*Material for this task*.
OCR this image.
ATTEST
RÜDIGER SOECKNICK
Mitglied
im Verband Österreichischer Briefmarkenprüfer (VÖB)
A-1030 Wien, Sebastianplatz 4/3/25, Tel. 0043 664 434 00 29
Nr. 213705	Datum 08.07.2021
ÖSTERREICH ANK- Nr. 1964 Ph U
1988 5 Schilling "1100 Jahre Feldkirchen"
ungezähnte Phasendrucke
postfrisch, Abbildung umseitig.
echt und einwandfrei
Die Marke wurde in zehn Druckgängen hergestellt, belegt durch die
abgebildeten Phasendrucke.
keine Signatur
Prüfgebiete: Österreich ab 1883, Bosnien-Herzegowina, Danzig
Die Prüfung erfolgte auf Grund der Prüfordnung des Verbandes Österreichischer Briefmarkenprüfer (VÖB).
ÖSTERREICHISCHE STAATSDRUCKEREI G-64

*Task objective*.
Using the listing above, reproduce each line without omission.

*Answer to the task*.
OCR this image.
ATTEST
RÜDIGER SOECKNICK
Mitglied
im Verband Österreichischer Briefmarkenprüfer (VÖB)
A-1030 Wien, Sebastianplatz 4/3/25, Tel. 0043 664 434 00 29
Nr. 213705	Datum 08.07.2021
ÖSTERREICH ANK- Nr. 1964 Ph U
1988 5 Schilling "1100 Jahre Feldkirchen"
ungezähnte Phasendrucke
postfrisch, Abbildung umseitig.
echt und einwandfrei
Die Marke wurde in zehn Druckgängen hergestellt, belegt durch die
abgebildeten Phasendrucke.
keine Signatur
Prüfgebiete: Österreich ab 1883, Bosnien-Herzegowina, Danzig
Die Prüfung erfolgte auf Grund der Prüfordnung des Verbandes Österreichischer Briefmarkenprüfer (VÖB).
ÖSTERREICHISCHE STAATSDRUCKEREI G-64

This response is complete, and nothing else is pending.